--- EXERCISE OBJECTIVE ---
Give the data a second time, exactly and in full.

Records excerpted from a collection:
————————

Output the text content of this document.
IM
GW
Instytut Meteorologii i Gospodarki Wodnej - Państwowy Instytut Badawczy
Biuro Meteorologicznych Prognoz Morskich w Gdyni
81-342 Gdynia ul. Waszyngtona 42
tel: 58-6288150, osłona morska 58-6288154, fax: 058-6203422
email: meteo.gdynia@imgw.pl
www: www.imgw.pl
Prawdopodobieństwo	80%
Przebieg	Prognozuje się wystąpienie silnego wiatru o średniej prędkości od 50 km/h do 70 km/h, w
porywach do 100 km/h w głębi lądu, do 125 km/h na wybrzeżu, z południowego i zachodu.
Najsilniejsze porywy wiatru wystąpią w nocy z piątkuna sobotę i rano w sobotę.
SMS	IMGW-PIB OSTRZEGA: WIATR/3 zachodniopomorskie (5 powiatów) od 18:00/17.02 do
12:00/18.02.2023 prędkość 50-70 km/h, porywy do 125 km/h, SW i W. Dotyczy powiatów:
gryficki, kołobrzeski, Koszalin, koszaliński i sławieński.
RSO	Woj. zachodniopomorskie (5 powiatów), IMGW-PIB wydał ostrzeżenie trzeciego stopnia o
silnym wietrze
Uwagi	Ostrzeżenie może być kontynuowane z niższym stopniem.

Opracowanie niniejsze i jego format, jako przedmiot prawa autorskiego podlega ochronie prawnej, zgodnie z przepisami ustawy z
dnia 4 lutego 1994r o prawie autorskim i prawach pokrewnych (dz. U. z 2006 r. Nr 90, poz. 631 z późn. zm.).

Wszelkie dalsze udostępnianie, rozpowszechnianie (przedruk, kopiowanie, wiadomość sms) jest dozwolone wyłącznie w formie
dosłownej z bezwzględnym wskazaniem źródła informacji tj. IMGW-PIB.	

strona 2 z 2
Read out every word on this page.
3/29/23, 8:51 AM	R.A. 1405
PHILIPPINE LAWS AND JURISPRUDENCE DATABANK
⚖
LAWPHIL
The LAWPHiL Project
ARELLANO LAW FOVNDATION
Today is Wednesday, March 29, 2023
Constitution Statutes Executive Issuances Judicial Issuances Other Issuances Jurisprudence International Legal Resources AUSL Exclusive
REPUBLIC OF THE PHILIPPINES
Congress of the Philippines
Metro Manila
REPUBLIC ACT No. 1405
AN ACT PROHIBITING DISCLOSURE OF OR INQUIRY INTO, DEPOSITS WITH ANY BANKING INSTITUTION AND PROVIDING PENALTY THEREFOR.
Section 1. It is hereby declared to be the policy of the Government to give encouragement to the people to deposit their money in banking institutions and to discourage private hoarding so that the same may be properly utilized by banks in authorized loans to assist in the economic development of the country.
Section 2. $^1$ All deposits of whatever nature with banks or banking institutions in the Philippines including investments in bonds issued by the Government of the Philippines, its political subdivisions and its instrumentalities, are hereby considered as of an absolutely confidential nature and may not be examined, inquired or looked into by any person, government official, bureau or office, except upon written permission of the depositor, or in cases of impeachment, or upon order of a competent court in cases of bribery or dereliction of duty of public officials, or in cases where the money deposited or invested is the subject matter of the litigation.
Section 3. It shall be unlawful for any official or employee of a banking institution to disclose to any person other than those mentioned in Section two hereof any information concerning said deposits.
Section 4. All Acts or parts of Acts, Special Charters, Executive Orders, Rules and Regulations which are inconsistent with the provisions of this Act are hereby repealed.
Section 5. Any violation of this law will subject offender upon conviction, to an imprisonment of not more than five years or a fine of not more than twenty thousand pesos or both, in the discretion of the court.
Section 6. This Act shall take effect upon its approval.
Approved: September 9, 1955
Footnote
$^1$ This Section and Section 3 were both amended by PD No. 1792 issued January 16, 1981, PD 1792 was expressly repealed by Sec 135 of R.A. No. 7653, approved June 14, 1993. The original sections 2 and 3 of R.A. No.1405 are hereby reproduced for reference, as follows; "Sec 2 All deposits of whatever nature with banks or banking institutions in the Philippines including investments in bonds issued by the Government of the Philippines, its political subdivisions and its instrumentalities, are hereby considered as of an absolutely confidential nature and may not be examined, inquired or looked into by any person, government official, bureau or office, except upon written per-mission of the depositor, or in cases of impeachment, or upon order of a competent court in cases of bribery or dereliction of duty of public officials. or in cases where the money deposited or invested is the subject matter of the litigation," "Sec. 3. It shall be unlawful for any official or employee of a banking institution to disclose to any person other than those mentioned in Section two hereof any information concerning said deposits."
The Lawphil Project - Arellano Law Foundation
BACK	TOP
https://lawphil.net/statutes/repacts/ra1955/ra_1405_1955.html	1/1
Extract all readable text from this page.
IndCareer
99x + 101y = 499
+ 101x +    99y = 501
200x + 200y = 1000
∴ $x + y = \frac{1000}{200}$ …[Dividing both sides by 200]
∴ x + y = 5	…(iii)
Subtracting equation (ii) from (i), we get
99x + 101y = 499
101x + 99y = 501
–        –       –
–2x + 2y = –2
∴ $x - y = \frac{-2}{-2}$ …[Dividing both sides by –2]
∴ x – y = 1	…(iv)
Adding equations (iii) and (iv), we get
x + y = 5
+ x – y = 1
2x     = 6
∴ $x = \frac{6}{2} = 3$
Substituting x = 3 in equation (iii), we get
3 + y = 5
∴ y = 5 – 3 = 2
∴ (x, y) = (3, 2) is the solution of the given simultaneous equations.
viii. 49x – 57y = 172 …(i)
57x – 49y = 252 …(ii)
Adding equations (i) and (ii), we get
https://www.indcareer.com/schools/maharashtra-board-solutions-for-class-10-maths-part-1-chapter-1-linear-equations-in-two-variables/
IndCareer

————————

--- RIGHT ANSWER ---
Output the text content of this document.
IM
GW
Instytut Meteorologii i Gospodarki Wodnej - Państwowy Instytut Badawczy
Biuro Meteorologicznych Prognoz Morskich w Gdyni
81-342 Gdynia ul. Waszyngtona 42
tel: 58-6288150, osłona morska 58-6288154, fax: 058-6203422
email: meteo.gdynia@imgw.pl
www: www.imgw.pl
Prawdopodobieństwo	80%
Przebieg	Prognozuje się wystąpienie silnego wiatru o średniej prędkości od 50 km/h do 70 km/h, w
porywach do 100 km/h w głębi lądu, do 125 km/h na wybrzeżu, z południowego i zachodu.
Najsilniejsze porywy wiatru wystąpią w nocy z piątkuna sobotę i rano w sobotę.
SMS	IMGW-PIB OSTRZEGA: WIATR/3 zachodniopomorskie (5 powiatów) od 18:00/17.02 do
12:00/18.02.2023 prędkość 50-70 km/h, porywy do 125 km/h, SW i W. Dotyczy powiatów:
gryficki, kołobrzeski, Koszalin, koszaliński i sławieński.
RSO	Woj. zachodniopomorskie (5 powiatów), IMGW-PIB wydał ostrzeżenie trzeciego stopnia o
silnym wietrze
Uwagi	Ostrzeżenie może być kontynuowane z niższym stopniem.

Opracowanie niniejsze i jego format, jako przedmiot prawa autorskiego podlega ochronie prawnej, zgodnie z przepisami ustawy z
dnia 4 lutego 1994r o prawie autorskim i prawach pokrewnych (dz. U. z 2006 r. Nr 90, poz. 631 z późn. zm.).

Wszelkie dalsze udostępnianie, rozpowszechnianie (przedruk, kopiowanie, wiadomość sms) jest dozwolone wyłącznie w formie
dosłownej z bezwzględnym wskazaniem źródła informacji tj. IMGW-PIB.	

strona 2 z 2
Read out every word on this page.
3/29/23, 8:51 AM	R.A. 1405
PHILIPPINE LAWS AND JURISPRUDENCE DATABANK
⚖
LAWPHIL
The LAWPHiL Project
ARELLANO LAW FOVNDATION
Today is Wednesday, March 29, 2023
Constitution Statutes Executive Issuances Judicial Issuances Other Issuances Jurisprudence International Legal Resources AUSL Exclusive
REPUBLIC OF THE PHILIPPINES
Congress of the Philippines
Metro Manila
REPUBLIC ACT No. 1405
AN ACT PROHIBITING DISCLOSURE OF OR INQUIRY INTO, DEPOSITS WITH ANY BANKING INSTITUTION AND PROVIDING PENALTY THEREFOR.
Section 1. It is hereby declared to be the policy of the Government to give encouragement to the people to deposit their money in banking institutions and to discourage private hoarding so that the same may be properly utilized by banks in authorized loans to assist in the economic development of the country.
Section 2. $^1$ All deposits of whatever nature with banks or banking institutions in the Philippines including investments in bonds issued by the Government of the Philippines, its political subdivisions and its instrumentalities, are hereby considered as of an absolutely confidential nature and may not be examined, inquired or looked into by any person, government official, bureau or office, except upon written permission of the depositor, or in cases of impeachment, or upon order of a competent court in cases of bribery or dereliction of duty of public officials, or in cases where the money deposited or invested is the subject matter of the litigation.
Section 3. It shall be unlawful for any official or employee of a banking institution to disclose to any person other than those mentioned in Section two hereof any information concerning said deposits.
Section 4. All Acts or parts of Acts, Special Charters, Executive Orders, Rules and Regulations which are inconsistent with the provisions of this Act are hereby repealed.
Section 5. Any violation of this law will subject offender upon conviction, to an imprisonment of not more than five years or a fine of not more than twenty thousand pesos or both, in the discretion of the court.
Section 6. This Act shall take effect upon its approval.
Approved: September 9, 1955
Footnote
$^1$ This Section and Section 3 were both amended by PD No. 1792 issued January 16, 1981, PD 1792 was expressly repealed by Sec 135 of R.A. No. 7653, approved June 14, 1993. The original sections 2 and 3 of R.A. No.1405 are hereby reproduced for reference, as follows; "Sec 2 All deposits of whatever nature with banks or banking institutions in the Philippines including investments in bonds issued by the Government of the Philippines, its political subdivisions and its instrumentalities, are hereby considered as of an absolutely confidential nature and may not be examined, inquired or looked into by any person, government official, bureau or office, except upon written per-mission of the depositor, or in cases of impeachment, or upon order of a competent court in cases of bribery or dereliction of duty of public officials. or in cases where the money deposited or invested is the subject matter of the litigation," "Sec. 3. It shall be unlawful for any official or employee of a banking institution to disclose to any person other than those mentioned in Section two hereof any information concerning said deposits."
The Lawphil Project - Arellano Law Foundation
BACK	TOP
https://lawphil.net/statutes/repacts/ra1955/ra_1405_1955.html	1/1
Extract all readable text from this page.
IndCareer
99x + 101y = 499
+ 101x +    99y = 501
200x + 200y = 1000
∴ $x + y = \frac{1000}{200}$ …[Dividing both sides by 200]
∴ x + y = 5	…(iii)
Subtracting equation (ii) from (i), we get
99x + 101y = 499
101x + 99y = 501
–        –       –
–2x + 2y = –2
∴ $x - y = \frac{-2}{-2}$ …[Dividing both sides by –2]
∴ x – y = 1	…(iv)
Adding equations (iii) and (iv), we get
x + y = 5
+ x – y = 1
2x     = 6
∴ $x = \frac{6}{2} = 3$
Substituting x = 3 in equation (iii), we get
3 + y = 5
∴ y = 5 – 3 = 2
∴ (x, y) = (3, 2) is the solution of the given simultaneous equations.
viii. 49x – 57y = 172 …(i)
57x – 49y = 252 …(ii)
Adding equations (i) and (ii), we get
https://www.indcareer.com/schools/maharashtra-board-solutions-for-class-10-maths-part-1-chapter-1-linear-equations-in-two-variables/
IndCareer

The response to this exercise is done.